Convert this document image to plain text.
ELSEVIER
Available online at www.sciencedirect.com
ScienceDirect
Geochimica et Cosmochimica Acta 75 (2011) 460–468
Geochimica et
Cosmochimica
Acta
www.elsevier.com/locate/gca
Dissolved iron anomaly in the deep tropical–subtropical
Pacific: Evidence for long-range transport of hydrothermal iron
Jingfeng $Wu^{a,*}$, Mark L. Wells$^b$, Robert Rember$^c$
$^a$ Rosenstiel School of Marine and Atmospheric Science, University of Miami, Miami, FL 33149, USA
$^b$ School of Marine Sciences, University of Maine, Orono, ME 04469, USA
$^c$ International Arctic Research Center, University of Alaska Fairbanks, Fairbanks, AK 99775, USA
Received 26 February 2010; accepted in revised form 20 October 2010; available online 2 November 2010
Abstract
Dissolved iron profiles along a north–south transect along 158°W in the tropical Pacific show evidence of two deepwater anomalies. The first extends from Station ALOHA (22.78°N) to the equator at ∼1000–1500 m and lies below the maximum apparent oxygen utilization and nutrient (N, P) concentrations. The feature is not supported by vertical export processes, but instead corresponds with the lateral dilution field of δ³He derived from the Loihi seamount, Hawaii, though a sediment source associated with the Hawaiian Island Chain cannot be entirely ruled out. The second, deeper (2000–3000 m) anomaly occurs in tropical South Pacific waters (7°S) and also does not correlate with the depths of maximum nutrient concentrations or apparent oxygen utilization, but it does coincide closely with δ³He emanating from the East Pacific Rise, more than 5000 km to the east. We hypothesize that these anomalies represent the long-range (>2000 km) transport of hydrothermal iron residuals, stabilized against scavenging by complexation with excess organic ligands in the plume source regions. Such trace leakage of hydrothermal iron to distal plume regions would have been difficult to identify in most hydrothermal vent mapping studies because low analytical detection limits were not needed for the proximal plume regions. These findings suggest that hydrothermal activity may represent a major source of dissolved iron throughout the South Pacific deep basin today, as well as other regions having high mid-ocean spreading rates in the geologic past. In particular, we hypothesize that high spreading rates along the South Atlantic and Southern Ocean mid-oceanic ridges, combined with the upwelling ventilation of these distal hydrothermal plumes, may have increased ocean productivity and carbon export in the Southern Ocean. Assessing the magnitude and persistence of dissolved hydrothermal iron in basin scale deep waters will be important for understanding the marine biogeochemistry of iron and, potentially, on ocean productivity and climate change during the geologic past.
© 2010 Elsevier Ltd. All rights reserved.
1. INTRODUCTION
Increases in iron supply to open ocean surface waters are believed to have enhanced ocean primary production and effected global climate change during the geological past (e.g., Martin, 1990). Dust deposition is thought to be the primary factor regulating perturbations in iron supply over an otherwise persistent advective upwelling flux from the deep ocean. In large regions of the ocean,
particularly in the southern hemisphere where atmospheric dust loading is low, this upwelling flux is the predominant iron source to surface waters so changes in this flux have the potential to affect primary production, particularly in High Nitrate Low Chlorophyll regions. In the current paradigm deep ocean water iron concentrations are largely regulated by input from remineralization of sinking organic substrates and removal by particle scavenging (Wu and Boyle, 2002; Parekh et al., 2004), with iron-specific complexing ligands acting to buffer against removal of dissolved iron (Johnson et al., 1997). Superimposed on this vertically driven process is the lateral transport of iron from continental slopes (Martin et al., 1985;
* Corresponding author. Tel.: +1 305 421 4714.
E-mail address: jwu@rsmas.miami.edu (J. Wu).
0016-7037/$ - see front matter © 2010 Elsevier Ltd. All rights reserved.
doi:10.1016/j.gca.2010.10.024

· · · ·

◆ THE EXERCISE:
Write out the whole listing exactly.

◆ EXERCISE ANSWER:
Convert this document image to plain text.
ELSEVIER
Available online at www.sciencedirect.com
ScienceDirect
Geochimica et Cosmochimica Acta 75 (2011) 460–468
Geochimica et
Cosmochimica
Acta
www.elsevier.com/locate/gca
Dissolved iron anomaly in the deep tropical–subtropical
Pacific: Evidence for long-range transport of hydrothermal iron
Jingfeng $Wu^{a,*}$, Mark L. Wells$^b$, Robert Rember$^c$
$^a$ Rosenstiel School of Marine and Atmospheric Science, University of Miami, Miami, FL 33149, USA
$^b$ School of Marine Sciences, University of Maine, Orono, ME 04469, USA
$^c$ International Arctic Research Center, University of Alaska Fairbanks, Fairbanks, AK 99775, USA
Received 26 February 2010; accepted in revised form 20 October 2010; available online 2 November 2010
Abstract
Dissolved iron profiles along a north–south transect along 158°W in the tropical Pacific show evidence of two deepwater anomalies. The first extends from Station ALOHA (22.78°N) to the equator at ∼1000–1500 m and lies below the maximum apparent oxygen utilization and nutrient (N, P) concentrations. The feature is not supported by vertical export processes, but instead corresponds with the lateral dilution field of δ³He derived from the Loihi seamount, Hawaii, though a sediment source associated with the Hawaiian Island Chain cannot be entirely ruled out. The second, deeper (2000–3000 m) anomaly occurs in tropical South Pacific waters (7°S) and also does not correlate with the depths of maximum nutrient concentrations or apparent oxygen utilization, but it does coincide closely with δ³He emanating from the East Pacific Rise, more than 5000 km to the east. We hypothesize that these anomalies represent the long-range (>2000 km) transport of hydrothermal iron residuals, stabilized against scavenging by complexation with excess organic ligands in the plume source regions. Such trace leakage of hydrothermal iron to distal plume regions would have been difficult to identify in most hydrothermal vent mapping studies because low analytical detection limits were not needed for the proximal plume regions. These findings suggest that hydrothermal activity may represent a major source of dissolved iron throughout the South Pacific deep basin today, as well as other regions having high mid-ocean spreading rates in the geologic past. In particular, we hypothesize that high spreading rates along the South Atlantic and Southern Ocean mid-oceanic ridges, combined with the upwelling ventilation of these distal hydrothermal plumes, may have increased ocean productivity and carbon export in the Southern Ocean. Assessing the magnitude and persistence of dissolved hydrothermal iron in basin scale deep waters will be important for understanding the marine biogeochemistry of iron and, potentially, on ocean productivity and climate change during the geologic past.
© 2010 Elsevier Ltd. All rights reserved.
1. INTRODUCTION
Increases in iron supply to open ocean surface waters are believed to have enhanced ocean primary production and effected global climate change during the geological past (e.g., Martin, 1990). Dust deposition is thought to be the primary factor regulating perturbations in iron supply over an otherwise persistent advective upwelling flux from the deep ocean. In large regions of the ocean,
particularly in the southern hemisphere where atmospheric dust loading is low, this upwelling flux is the predominant iron source to surface waters so changes in this flux have the potential to affect primary production, particularly in High Nitrate Low Chlorophyll regions. In the current paradigm deep ocean water iron concentrations are largely regulated by input from remineralization of sinking organic substrates and removal by particle scavenging (Wu and Boyle, 2002; Parekh et al., 2004), with iron-specific complexing ligands acting to buffer against removal of dissolved iron (Johnson et al., 1997). Superimposed on this vertically driven process is the lateral transport of iron from continental slopes (Martin et al., 1985;
* Corresponding author. Tel.: +1 305 421 4714.
E-mail address: jwu@rsmas.miami.edu (J. Wu).
0016-7037/$ - see front matter © 2010 Elsevier Ltd. All rights reserved.
doi:10.1016/j.gca.2010.10.024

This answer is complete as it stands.